-- start PROVIDED RECORDS --

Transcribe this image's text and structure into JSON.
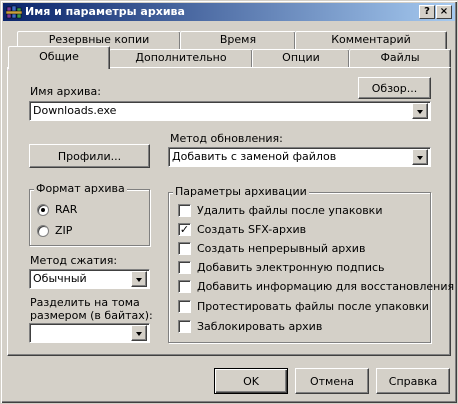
{
  "window": {
    "title": "Имя и параметры архива",
    "help_button": "?",
    "close_button": "×"
  },
  "tabs_back": [
    "Резервные копии",
    "Время",
    "Комментарий"
  ],
  "tabs_front": [
    "Общие",
    "Дополнительно",
    "Опции",
    "Файлы"
  ],
  "general": {
    "archive_name_label": "Имя архива:",
    "browse_label": "Обзор...",
    "archive_name_value": "Downloads.exe",
    "update_method_label": "Метод обновления:",
    "update_method_value": "Добавить с заменой файлов",
    "profiles_label": "Профили...",
    "archive_format": {
      "title": "Формат архива",
      "options": [
        "RAR",
        "ZIP"
      ],
      "selected": "RAR"
    },
    "compression_label": "Метод сжатия:",
    "compression_value": "Обычный",
    "split_label_line1": "Разделить на тома",
    "split_label_line2": "размером (в байтах):",
    "split_value": "",
    "archive_params": {
      "title": "Параметры архивации",
      "options": [
        {
          "label": "Удалить файлы после упаковки",
          "checked": false
        },
        {
          "label": "Создать SFX-архив",
          "checked": true
        },
        {
          "label": "Создать непрерывный архив",
          "checked": false
        },
        {
          "label": "Добавить электронную подпись",
          "checked": false
        },
        {
          "label": "Добавить информацию для восстановления",
          "checked": false
        },
        {
          "label": "Протестировать файлы после упаковки",
          "checked": false
        },
        {
          "label": "Заблокировать архив",
          "checked": false
        }
      ]
    }
  },
  "footer": {
    "ok_label": "OK",
    "cancel_label": "Отмена",
    "help_label": "Справка"
  }
}
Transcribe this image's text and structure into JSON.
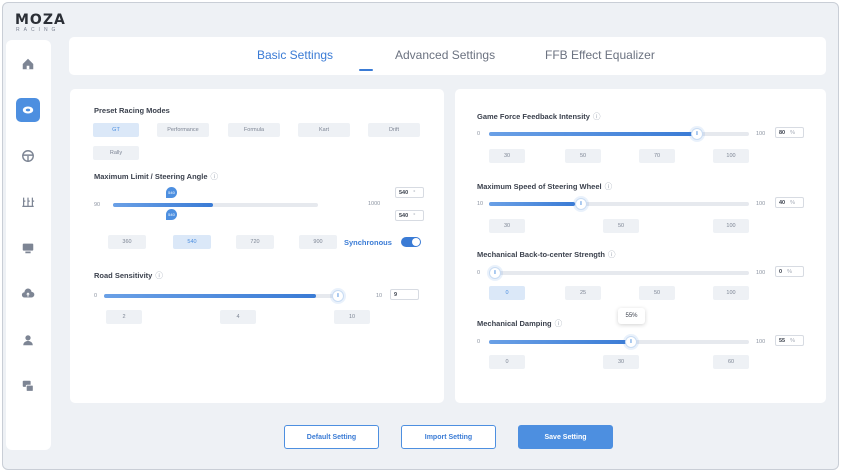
{
  "brand": {
    "name": "MOZA",
    "sub": "RACING"
  },
  "sidebar": {
    "items": [
      {
        "icon": "home-icon"
      },
      {
        "icon": "wheelbase-icon",
        "active": true
      },
      {
        "icon": "steering-wheel-icon"
      },
      {
        "icon": "pedals-icon"
      },
      {
        "icon": "dashboard-icon"
      },
      {
        "icon": "cloud-icon"
      },
      {
        "icon": "user-icon"
      },
      {
        "icon": "devices-icon"
      }
    ],
    "accent": "#4d8fe0"
  },
  "tabs": [
    {
      "label": "Basic Settings",
      "active": true
    },
    {
      "label": "Advanced Settings"
    },
    {
      "label": "FFB Effect Equalizer"
    }
  ],
  "left": {
    "preset": {
      "title": "Preset Racing Modes",
      "modes": [
        "GT",
        "Performance",
        "Formula",
        "Kart",
        "Drift",
        "Rally"
      ],
      "selected": "GT"
    },
    "steering": {
      "title": "Maximum Limit / Steering Angle",
      "min_label": "90",
      "max_label": "1000",
      "value_top": "540",
      "value_bottom": "540",
      "unit": "°",
      "pin_label": "540",
      "fraction": 0.49,
      "presets": [
        "360",
        "540",
        "720",
        "900"
      ],
      "selected_preset": "540",
      "sync_label": "Synchronous",
      "sync_on": true
    },
    "road": {
      "title": "Road Sensitivity",
      "min_label": "0",
      "max_label": "10",
      "value": "9",
      "fraction": 0.9,
      "presets": [
        "2",
        "4",
        "10"
      ]
    }
  },
  "right": {
    "ffb_intensity": {
      "title": "Game Force Feedback Intensity",
      "min_label": "0",
      "max_label": "100",
      "value": "80",
      "unit": "%",
      "fraction": 0.8,
      "presets": [
        "30",
        "50",
        "70",
        "100"
      ],
      "selected_preset": ""
    },
    "max_speed": {
      "title": "Maximum Speed of Steering Wheel",
      "min_label": "10",
      "max_label": "100",
      "value": "40",
      "unit": "%",
      "fraction": 0.33,
      "presets": [
        "30",
        "50",
        "100"
      ],
      "selected_preset": ""
    },
    "back_to_center": {
      "title": "Mechanical Back-to-center Strength",
      "min_label": "0",
      "max_label": "100",
      "value": "0",
      "unit": "%",
      "fraction": 0.0,
      "presets": [
        "0",
        "25",
        "50",
        "100"
      ],
      "selected_preset": "0"
    },
    "damping": {
      "title": "Mechanical Damping",
      "min_label": "0",
      "max_label": "100",
      "value": "55",
      "unit": "%",
      "fraction": 0.55,
      "tooltip": "55%",
      "presets": [
        "0",
        "30",
        "60"
      ],
      "selected_preset": ""
    }
  },
  "footer": {
    "default_label": "Default Setting",
    "import_label": "Import Setting",
    "save_label": "Save Setting"
  },
  "info_symbol": "ⓘ",
  "handle_glyph": "⦀"
}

-- end PROVIDED RECORDS --

▸ **WHAT THIS TASK INVOLVES**
Output, exactly, all the records above; include no pictures.

▸ **ANSWER TO THE TASK**
Transcribe this image's text and structure into JSON.
{
  "window": {
    "title": "Имя и параметры архива",
    "help_button": "?",
    "close_button": "×"
  },
  "tabs_back": [
    "Резервные копии",
    "Время",
    "Комментарий"
  ],
  "tabs_front": [
    "Общие",
    "Дополнительно",
    "Опции",
    "Файлы"
  ],
  "general": {
    "archive_name_label": "Имя архива:",
    "browse_label": "Обзор...",
    "archive_name_value": "Downloads.exe",
    "update_method_label": "Метод обновления:",
    "update_method_value": "Добавить с заменой файлов",
    "profiles_label": "Профили...",
    "archive_format": {
      "title": "Формат архива",
      "options": [
        "RAR",
        "ZIP"
      ],
      "selected": "RAR"
    },
    "compression_label": "Метод сжатия:",
    "compression_value": "Обычный",
    "split_label_line1": "Разделить на тома",
    "split_label_line2": "размером (в байтах):",
    "split_value": "",
    "archive_params": {
      "title": "Параметры архивации",
      "options": [
        {
          "label": "Удалить файлы после упаковки",
          "checked": false
        },
        {
          "label": "Создать SFX-архив",
          "checked": true
        },
        {
          "label": "Создать непрерывный архив",
          "checked": false
        },
        {
          "label": "Добавить электронную подпись",
          "checked": false
        },
        {
          "label": "Добавить информацию для восстановления",
          "checked": false
        },
        {
          "label": "Протестировать файлы после упаковки",
          "checked": false
        },
        {
          "label": "Заблокировать архив",
          "checked": false
        }
      ]
    }
  },
  "footer": {
    "ok_label": "OK",
    "cancel_label": "Отмена",
    "help_label": "Справка"
  }
}
Transcribe this image's text and structure into JSON.
{
  "brand": {
    "name": "MOZA",
    "sub": "RACING"
  },
  "sidebar": {
    "items": [
      {
        "icon": "home-icon"
      },
      {
        "icon": "wheelbase-icon",
        "active": true
      },
      {
        "icon": "steering-wheel-icon"
      },
      {
        "icon": "pedals-icon"
      },
      {
        "icon": "dashboard-icon"
      },
      {
        "icon": "cloud-icon"
      },
      {
        "icon": "user-icon"
      },
      {
        "icon": "devices-icon"
      }
    ],
    "accent": "#4d8fe0"
  },
  "tabs": [
    {
      "label": "Basic Settings",
      "active": true
    },
    {
      "label": "Advanced Settings"
    },
    {
      "label": "FFB Effect Equalizer"
    }
  ],
  "left": {
    "preset": {
      "title": "Preset Racing Modes",
      "modes": [
        "GT",
        "Performance",
        "Formula",
        "Kart",
        "Drift",
        "Rally"
      ],
      "selected": "GT"
    },
    "steering": {
      "title": "Maximum Limit / Steering Angle",
      "min_label": "90",
      "max_label": "1000",
      "value_top": "540",
      "value_bottom": "540",
      "unit": "°",
      "pin_label": "540",
      "fraction": 0.49,
      "presets": [
        "360",
        "540",
        "720",
        "900"
      ],
      "selected_preset": "540",
      "sync_label": "Synchronous",
      "sync_on": true
    },
    "road": {
      "title": "Road Sensitivity",
      "min_label": "0",
      "max_label": "10",
      "value": "9",
      "fraction": 0.9,
      "presets": [
        "2",
        "4",
        "10"
      ]
    }
  },
  "right": {
    "ffb_intensity": {
      "title": "Game Force Feedback Intensity",
      "min_label": "0",
      "max_label": "100",
      "value": "80",
      "unit": "%",
      "fraction": 0.8,
      "presets": [
        "30",
        "50",
        "70",
        "100"
      ],
      "selected_preset": ""
    },
    "max_speed": {
      "title": "Maximum Speed of Steering Wheel",
      "min_label": "10",
      "max_label": "100",
      "value": "40",
      "unit": "%",
      "fraction": 0.33,
      "presets": [
        "30",
        "50",
        "100"
      ],
      "selected_preset": ""
    },
    "back_to_center": {
      "title": "Mechanical Back-to-center Strength",
      "min_label": "0",
      "max_label": "100",
      "value": "0",
      "unit": "%",
      "fraction": 0.0,
      "presets": [
        "0",
        "25",
        "50",
        "100"
      ],
      "selected_preset": "0"
    },
    "damping": {
      "title": "Mechanical Damping",
      "min_label": "0",
      "max_label": "100",
      "value": "55",
      "unit": "%",
      "fraction": 0.55,
      "tooltip": "55%",
      "presets": [
        "0",
        "30",
        "60"
      ],
      "selected_preset": ""
    }
  },
  "footer": {
    "default_label": "Default Setting",
    "import_label": "Import Setting",
    "save_label": "Save Setting"
  },
  "info_symbol": "ⓘ",
  "handle_glyph": "⦀"
}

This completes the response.